### TASK DIRECTIONS
Records follow. Copy every line with "curves".

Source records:
** begin **

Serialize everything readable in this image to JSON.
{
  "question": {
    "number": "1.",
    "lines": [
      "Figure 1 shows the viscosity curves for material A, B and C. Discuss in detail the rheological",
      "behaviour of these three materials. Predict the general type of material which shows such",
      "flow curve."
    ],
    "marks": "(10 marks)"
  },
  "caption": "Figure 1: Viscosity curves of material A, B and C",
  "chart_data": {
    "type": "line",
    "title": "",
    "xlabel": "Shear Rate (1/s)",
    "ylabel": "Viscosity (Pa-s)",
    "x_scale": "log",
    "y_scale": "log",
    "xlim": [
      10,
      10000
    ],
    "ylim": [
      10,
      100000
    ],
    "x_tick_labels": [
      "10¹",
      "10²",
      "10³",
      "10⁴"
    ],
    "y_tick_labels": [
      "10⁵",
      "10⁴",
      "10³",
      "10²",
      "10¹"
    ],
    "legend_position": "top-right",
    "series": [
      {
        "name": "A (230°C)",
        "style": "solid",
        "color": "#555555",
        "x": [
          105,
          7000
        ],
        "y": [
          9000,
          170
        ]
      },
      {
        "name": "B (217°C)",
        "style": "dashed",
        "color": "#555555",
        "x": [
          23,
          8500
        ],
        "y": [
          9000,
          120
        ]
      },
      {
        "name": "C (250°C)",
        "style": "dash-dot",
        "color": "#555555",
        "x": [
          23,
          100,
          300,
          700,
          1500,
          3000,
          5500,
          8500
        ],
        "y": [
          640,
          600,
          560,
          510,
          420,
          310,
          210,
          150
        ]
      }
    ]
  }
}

** end **

### SOLUTION
      "Figure 1 shows the viscosity curves for material A, B and C. Discuss in detail the rheological",
  "caption": "Figure 1: Viscosity curves of material A, B and C",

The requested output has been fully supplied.